# EXERCISE
Extract every line where the string "plátano" appears.
++++ DATASET EXCERPTS
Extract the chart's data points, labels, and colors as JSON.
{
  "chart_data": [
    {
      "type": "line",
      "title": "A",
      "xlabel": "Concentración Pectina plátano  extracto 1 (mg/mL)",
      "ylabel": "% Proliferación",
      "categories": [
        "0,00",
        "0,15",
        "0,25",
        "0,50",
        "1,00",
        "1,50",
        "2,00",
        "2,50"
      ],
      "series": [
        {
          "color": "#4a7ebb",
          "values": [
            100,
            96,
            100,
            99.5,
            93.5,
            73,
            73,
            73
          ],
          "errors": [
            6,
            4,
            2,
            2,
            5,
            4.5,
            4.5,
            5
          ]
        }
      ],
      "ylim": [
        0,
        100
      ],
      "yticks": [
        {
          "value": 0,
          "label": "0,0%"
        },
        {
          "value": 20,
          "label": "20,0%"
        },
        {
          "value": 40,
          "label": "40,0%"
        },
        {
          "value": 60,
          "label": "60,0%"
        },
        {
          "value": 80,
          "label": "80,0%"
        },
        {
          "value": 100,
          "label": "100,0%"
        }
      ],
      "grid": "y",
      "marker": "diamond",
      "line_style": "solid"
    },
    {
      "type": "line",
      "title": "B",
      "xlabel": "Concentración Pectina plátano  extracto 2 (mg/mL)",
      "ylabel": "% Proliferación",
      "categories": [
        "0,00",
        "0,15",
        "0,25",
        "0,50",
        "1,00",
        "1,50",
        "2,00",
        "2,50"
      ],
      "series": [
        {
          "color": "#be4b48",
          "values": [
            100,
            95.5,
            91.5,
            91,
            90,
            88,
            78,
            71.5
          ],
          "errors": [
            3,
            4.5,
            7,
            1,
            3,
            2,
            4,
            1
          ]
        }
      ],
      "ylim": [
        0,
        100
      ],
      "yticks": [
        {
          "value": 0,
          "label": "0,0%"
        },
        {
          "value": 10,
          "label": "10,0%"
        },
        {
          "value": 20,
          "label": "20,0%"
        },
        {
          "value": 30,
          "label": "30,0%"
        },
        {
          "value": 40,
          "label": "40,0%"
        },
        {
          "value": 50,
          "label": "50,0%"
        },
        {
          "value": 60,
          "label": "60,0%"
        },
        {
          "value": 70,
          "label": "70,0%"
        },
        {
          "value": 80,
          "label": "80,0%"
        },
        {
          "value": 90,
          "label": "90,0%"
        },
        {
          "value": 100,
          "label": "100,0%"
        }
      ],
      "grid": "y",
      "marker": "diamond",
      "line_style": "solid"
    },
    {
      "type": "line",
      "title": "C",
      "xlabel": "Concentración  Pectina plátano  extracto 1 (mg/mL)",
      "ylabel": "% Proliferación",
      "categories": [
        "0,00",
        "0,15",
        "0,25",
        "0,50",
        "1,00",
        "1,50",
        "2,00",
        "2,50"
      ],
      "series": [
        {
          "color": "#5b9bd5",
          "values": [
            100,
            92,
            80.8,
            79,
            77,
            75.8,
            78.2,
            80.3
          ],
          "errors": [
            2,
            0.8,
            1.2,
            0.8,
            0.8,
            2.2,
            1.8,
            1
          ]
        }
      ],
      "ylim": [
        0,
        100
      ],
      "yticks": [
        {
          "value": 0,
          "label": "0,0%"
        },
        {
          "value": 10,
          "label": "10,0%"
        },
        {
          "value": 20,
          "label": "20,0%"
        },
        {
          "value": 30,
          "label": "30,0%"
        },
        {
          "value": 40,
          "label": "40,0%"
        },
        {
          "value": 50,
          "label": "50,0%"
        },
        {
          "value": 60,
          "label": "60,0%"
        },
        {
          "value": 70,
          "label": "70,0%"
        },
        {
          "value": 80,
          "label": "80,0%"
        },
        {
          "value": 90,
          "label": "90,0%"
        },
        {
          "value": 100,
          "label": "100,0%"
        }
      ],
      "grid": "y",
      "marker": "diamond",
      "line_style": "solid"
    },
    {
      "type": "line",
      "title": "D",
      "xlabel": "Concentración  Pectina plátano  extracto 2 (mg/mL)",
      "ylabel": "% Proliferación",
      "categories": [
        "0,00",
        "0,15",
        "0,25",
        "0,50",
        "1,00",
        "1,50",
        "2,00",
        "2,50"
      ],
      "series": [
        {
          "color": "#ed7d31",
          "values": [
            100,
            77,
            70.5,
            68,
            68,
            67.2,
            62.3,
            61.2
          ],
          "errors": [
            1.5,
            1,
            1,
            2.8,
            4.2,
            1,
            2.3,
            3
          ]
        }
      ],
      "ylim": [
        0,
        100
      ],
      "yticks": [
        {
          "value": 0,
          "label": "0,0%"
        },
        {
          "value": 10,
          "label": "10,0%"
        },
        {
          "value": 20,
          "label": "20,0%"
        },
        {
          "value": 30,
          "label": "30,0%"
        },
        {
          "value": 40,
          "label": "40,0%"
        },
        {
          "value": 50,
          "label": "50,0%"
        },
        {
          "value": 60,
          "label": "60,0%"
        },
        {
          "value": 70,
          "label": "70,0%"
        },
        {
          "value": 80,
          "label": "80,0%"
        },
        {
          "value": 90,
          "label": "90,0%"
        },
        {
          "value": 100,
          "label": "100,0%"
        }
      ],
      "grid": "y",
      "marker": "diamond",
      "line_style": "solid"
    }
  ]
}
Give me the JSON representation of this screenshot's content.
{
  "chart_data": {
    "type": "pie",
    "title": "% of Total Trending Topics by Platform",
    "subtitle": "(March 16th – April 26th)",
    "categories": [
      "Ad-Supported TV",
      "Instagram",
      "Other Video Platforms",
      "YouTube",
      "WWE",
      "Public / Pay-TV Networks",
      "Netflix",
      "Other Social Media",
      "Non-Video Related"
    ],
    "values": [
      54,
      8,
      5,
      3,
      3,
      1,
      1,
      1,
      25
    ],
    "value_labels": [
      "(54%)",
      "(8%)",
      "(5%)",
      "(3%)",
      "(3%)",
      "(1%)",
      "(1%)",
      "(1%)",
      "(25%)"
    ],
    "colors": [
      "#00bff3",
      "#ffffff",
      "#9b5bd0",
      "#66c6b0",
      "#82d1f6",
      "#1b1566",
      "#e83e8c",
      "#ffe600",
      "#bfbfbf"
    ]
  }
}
++++++++
# COMPLETED EXERCISE
      "xlabel": "Concentración Pectina plátano  extracto 1 (mg/mL)",
      "xlabel": "Concentración Pectina plátano  extracto 2 (mg/mL)",
      "xlabel": "Concentración  Pectina plátano  extracto 1 (mg/mL)",
      "xlabel": "Concentración  Pectina plátano  extracto 2 (mg/mL)",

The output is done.